┌──
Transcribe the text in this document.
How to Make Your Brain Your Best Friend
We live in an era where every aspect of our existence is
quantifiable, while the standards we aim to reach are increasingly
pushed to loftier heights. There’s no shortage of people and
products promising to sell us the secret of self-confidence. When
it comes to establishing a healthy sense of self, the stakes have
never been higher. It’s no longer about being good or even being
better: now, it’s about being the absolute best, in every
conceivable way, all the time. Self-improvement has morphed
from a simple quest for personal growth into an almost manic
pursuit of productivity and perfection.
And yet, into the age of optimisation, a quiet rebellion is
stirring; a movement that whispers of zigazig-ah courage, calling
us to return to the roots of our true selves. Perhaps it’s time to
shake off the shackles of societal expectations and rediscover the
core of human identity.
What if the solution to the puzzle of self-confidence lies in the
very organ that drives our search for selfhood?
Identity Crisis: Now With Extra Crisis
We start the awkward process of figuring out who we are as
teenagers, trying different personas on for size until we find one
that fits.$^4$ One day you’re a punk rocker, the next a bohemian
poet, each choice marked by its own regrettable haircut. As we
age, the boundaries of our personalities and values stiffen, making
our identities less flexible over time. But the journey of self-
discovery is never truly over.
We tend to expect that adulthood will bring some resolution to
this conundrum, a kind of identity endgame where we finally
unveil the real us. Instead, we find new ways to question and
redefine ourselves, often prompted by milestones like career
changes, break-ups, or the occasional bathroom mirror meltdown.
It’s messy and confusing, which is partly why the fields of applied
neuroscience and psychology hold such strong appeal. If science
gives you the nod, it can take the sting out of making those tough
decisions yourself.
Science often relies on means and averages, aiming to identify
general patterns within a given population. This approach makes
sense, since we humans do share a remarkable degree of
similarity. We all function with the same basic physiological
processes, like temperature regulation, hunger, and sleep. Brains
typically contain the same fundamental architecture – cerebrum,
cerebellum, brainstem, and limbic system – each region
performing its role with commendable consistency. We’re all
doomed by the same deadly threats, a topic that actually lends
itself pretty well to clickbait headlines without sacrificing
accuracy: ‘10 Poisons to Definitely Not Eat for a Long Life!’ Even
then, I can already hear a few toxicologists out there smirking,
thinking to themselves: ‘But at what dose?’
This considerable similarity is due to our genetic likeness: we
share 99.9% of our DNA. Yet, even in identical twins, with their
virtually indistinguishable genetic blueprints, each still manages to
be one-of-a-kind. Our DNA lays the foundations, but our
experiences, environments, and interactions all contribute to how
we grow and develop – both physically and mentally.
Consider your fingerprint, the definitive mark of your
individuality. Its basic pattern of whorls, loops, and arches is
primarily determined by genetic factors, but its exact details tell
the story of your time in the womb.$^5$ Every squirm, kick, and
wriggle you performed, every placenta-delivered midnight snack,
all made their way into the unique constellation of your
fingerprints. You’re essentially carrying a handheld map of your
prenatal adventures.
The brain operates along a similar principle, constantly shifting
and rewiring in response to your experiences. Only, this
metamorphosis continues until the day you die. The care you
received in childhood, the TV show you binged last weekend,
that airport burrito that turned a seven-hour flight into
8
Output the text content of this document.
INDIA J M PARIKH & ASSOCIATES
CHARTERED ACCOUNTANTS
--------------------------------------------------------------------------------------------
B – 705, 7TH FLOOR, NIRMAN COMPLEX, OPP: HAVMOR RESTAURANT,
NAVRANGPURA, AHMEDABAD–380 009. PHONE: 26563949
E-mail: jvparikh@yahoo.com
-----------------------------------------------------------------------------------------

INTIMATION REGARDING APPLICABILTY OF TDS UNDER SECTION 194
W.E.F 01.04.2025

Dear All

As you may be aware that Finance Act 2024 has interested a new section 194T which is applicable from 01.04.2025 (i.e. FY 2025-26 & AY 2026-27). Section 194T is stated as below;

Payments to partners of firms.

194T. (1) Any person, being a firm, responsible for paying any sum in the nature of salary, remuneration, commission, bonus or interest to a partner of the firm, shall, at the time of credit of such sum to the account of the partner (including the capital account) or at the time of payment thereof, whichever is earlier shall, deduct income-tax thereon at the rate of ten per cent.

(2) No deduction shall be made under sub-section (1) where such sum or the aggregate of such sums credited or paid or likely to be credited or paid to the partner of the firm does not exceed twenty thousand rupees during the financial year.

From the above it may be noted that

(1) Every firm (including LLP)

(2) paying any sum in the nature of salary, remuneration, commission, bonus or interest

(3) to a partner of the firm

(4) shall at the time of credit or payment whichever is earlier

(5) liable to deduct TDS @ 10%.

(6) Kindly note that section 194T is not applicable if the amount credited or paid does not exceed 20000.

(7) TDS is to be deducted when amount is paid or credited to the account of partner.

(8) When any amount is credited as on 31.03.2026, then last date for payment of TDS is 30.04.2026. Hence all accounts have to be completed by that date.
└──
Exercise directions:
Set down the listing in full, keeping every word exactly as it is.

Full solution:
Transcribe the text in this document.
How to Make Your Brain Your Best Friend
We live in an era where every aspect of our existence is
quantifiable, while the standards we aim to reach are increasingly
pushed to loftier heights. There’s no shortage of people and
products promising to sell us the secret of self-confidence. When
it comes to establishing a healthy sense of self, the stakes have
never been higher. It’s no longer about being good or even being
better: now, it’s about being the absolute best, in every
conceivable way, all the time. Self-improvement has morphed
from a simple quest for personal growth into an almost manic
pursuit of productivity and perfection.
And yet, into the age of optimisation, a quiet rebellion is
stirring; a movement that whispers of zigazig-ah courage, calling
us to return to the roots of our true selves. Perhaps it’s time to
shake off the shackles of societal expectations and rediscover the
core of human identity.
What if the solution to the puzzle of self-confidence lies in the
very organ that drives our search for selfhood?
Identity Crisis: Now With Extra Crisis
We start the awkward process of figuring out who we are as
teenagers, trying different personas on for size until we find one
that fits.$^4$ One day you’re a punk rocker, the next a bohemian
poet, each choice marked by its own regrettable haircut. As we
age, the boundaries of our personalities and values stiffen, making
our identities less flexible over time. But the journey of self-
discovery is never truly over.
We tend to expect that adulthood will bring some resolution to
this conundrum, a kind of identity endgame where we finally
unveil the real us. Instead, we find new ways to question and
redefine ourselves, often prompted by milestones like career
changes, break-ups, or the occasional bathroom mirror meltdown.
It’s messy and confusing, which is partly why the fields of applied
neuroscience and psychology hold such strong appeal. If science
gives you the nod, it can take the sting out of making those tough
decisions yourself.
Science often relies on means and averages, aiming to identify
general patterns within a given population. This approach makes
sense, since we humans do share a remarkable degree of
similarity. We all function with the same basic physiological
processes, like temperature regulation, hunger, and sleep. Brains
typically contain the same fundamental architecture – cerebrum,
cerebellum, brainstem, and limbic system – each region
performing its role with commendable consistency. We’re all
doomed by the same deadly threats, a topic that actually lends
itself pretty well to clickbait headlines without sacrificing
accuracy: ‘10 Poisons to Definitely Not Eat for a Long Life!’ Even
then, I can already hear a few toxicologists out there smirking,
thinking to themselves: ‘But at what dose?’
This considerable similarity is due to our genetic likeness: we
share 99.9% of our DNA. Yet, even in identical twins, with their
virtually indistinguishable genetic blueprints, each still manages to
be one-of-a-kind. Our DNA lays the foundations, but our
experiences, environments, and interactions all contribute to how
we grow and develop – both physically and mentally.
Consider your fingerprint, the definitive mark of your
individuality. Its basic pattern of whorls, loops, and arches is
primarily determined by genetic factors, but its exact details tell
the story of your time in the womb.$^5$ Every squirm, kick, and
wriggle you performed, every placenta-delivered midnight snack,
all made their way into the unique constellation of your
fingerprints. You’re essentially carrying a handheld map of your
prenatal adventures.
The brain operates along a similar principle, constantly shifting
and rewiring in response to your experiences. Only, this
metamorphosis continues until the day you die. The care you
received in childhood, the TV show you binged last weekend,
that airport burrito that turned a seven-hour flight into
8
Output the text content of this document.
INDIA J M PARIKH & ASSOCIATES
CHARTERED ACCOUNTANTS
--------------------------------------------------------------------------------------------
B – 705, 7TH FLOOR, NIRMAN COMPLEX, OPP: HAVMOR RESTAURANT,
NAVRANGPURA, AHMEDABAD–380 009. PHONE: 26563949
E-mail: jvparikh@yahoo.com
-----------------------------------------------------------------------------------------

INTIMATION REGARDING APPLICABILTY OF TDS UNDER SECTION 194
W.E.F 01.04.2025

Dear All

As you may be aware that Finance Act 2024 has interested a new section 194T which is applicable from 01.04.2025 (i.e. FY 2025-26 & AY 2026-27). Section 194T is stated as below;

Payments to partners of firms.

194T. (1) Any person, being a firm, responsible for paying any sum in the nature of salary, remuneration, commission, bonus or interest to a partner of the firm, shall, at the time of credit of such sum to the account of the partner (including the capital account) or at the time of payment thereof, whichever is earlier shall, deduct income-tax thereon at the rate of ten per cent.

(2) No deduction shall be made under sub-section (1) where such sum or the aggregate of such sums credited or paid or likely to be credited or paid to the partner of the firm does not exceed twenty thousand rupees during the financial year.

From the above it may be noted that

(1) Every firm (including LLP)

(2) paying any sum in the nature of salary, remuneration, commission, bonus or interest

(3) to a partner of the firm

(4) shall at the time of credit or payment whichever is earlier

(5) liable to deduct TDS @ 10%.

(6) Kindly note that section 194T is not applicable if the amount credited or paid does not exceed 20000.

(7) TDS is to be deducted when amount is paid or credited to the account of partner.

(8) When any amount is credited as on 31.03.2026, then last date for payment of TDS is 30.04.2026. Hence all accounts have to be completed by that date.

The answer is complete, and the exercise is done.